Find how many lines in the material contain "stress"; your answer should be that number alone.
───── MATERIAL FOR THIS TASK ─────
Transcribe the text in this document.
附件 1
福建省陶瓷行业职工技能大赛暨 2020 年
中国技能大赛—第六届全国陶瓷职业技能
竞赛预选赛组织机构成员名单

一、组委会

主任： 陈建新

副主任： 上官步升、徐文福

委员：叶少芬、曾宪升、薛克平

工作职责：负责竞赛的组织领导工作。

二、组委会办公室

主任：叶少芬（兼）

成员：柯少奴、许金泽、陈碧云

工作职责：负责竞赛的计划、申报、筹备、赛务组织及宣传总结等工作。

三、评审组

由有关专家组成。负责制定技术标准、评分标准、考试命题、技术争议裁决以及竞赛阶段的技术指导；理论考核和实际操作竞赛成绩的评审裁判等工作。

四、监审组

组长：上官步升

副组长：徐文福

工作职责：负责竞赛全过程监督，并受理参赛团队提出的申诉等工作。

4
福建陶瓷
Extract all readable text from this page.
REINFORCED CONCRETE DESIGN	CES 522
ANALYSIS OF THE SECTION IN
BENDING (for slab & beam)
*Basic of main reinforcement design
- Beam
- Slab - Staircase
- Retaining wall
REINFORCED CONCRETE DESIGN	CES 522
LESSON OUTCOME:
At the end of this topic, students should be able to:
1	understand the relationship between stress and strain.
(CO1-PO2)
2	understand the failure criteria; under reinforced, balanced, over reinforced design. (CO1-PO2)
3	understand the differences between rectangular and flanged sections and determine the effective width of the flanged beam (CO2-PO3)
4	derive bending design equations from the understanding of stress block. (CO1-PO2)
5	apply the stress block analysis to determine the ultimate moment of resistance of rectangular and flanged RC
─────
PROBLEM SOLUTION:
3